*Input records*.
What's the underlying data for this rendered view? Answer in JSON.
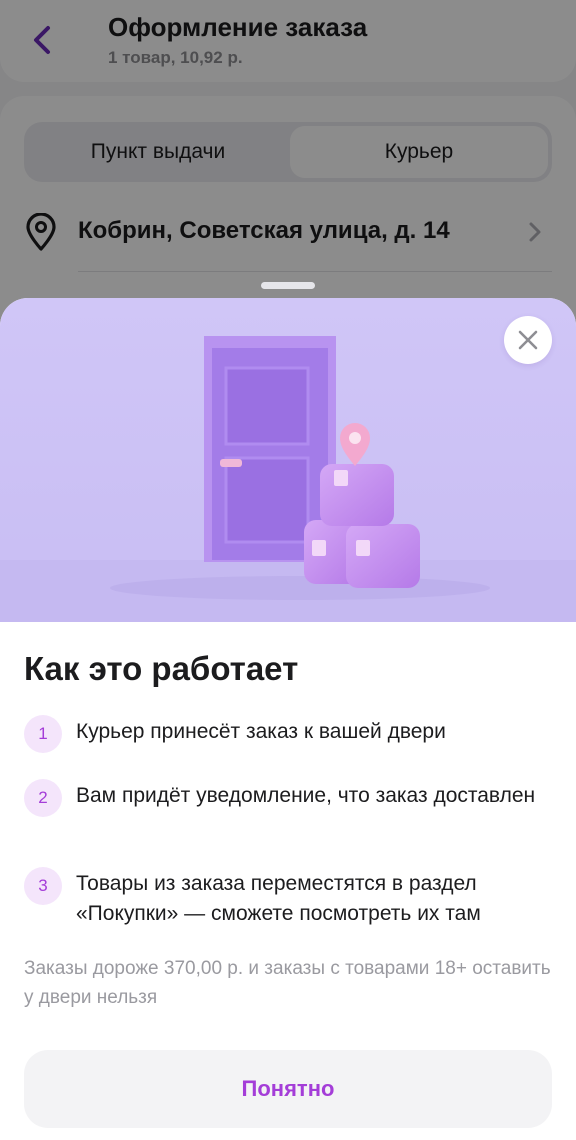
{
  "header": {
    "title": "Оформление заказа",
    "subtitle": "1 товар, 10,92 р.",
    "back_icon": "chevron-left-icon"
  },
  "delivery_tabs": [
    {
      "label": "Пункт выдачи",
      "selected": false
    },
    {
      "label": "Курьер",
      "selected": true
    }
  ],
  "address": {
    "icon": "location-pin-icon",
    "text": "Кобрин, Советская улица, д. 14",
    "chevron_icon": "chevron-right-icon"
  },
  "sheet": {
    "close_icon": "close-icon",
    "title": "Как это работает",
    "steps": [
      {
        "num": "1",
        "text": "Курьер принесёт заказ к вашей двери"
      },
      {
        "num": "2",
        "text": "Вам придёт уведомление, что заказ доставлен"
      },
      {
        "num": "3",
        "text": "Товары из заказа переместятся в раздел «Покупки» — сможете посмотреть их там"
      }
    ],
    "note": "Заказы дороже 370,00 р. и заказы с товарами 18+ оставить у двери нельзя",
    "confirm_label": "Понятно"
  },
  "colors": {
    "accent": "#a43dd8",
    "back_arrow": "#6a2ab8",
    "illustration_bg": "#d2c8f6",
    "door": "#a07ae8"
  }
}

*Objective*.
Return the full material word for word. Do not include the pictures.

*Solved problem*.
What's the underlying data for this rendered view? Answer in JSON.
{
  "header": {
    "title": "Оформление заказа",
    "subtitle": "1 товар, 10,92 р.",
    "back_icon": "chevron-left-icon"
  },
  "delivery_tabs": [
    {
      "label": "Пункт выдачи",
      "selected": false
    },
    {
      "label": "Курьер",
      "selected": true
    }
  ],
  "address": {
    "icon": "location-pin-icon",
    "text": "Кобрин, Советская улица, д. 14",
    "chevron_icon": "chevron-right-icon"
  },
  "sheet": {
    "close_icon": "close-icon",
    "title": "Как это работает",
    "steps": [
      {
        "num": "1",
        "text": "Курьер принесёт заказ к вашей двери"
      },
      {
        "num": "2",
        "text": "Вам придёт уведомление, что заказ доставлен"
      },
      {
        "num": "3",
        "text": "Товары из заказа переместятся в раздел «Покупки» — сможете посмотреть их там"
      }
    ],
    "note": "Заказы дороже 370,00 р. и заказы с товарами 18+ оставить у двери нельзя",
    "confirm_label": "Понятно"
  },
  "colors": {
    "accent": "#a43dd8",
    "back_arrow": "#6a2ab8",
    "illustration_bg": "#d2c8f6",
    "door": "#a07ae8"
  }
}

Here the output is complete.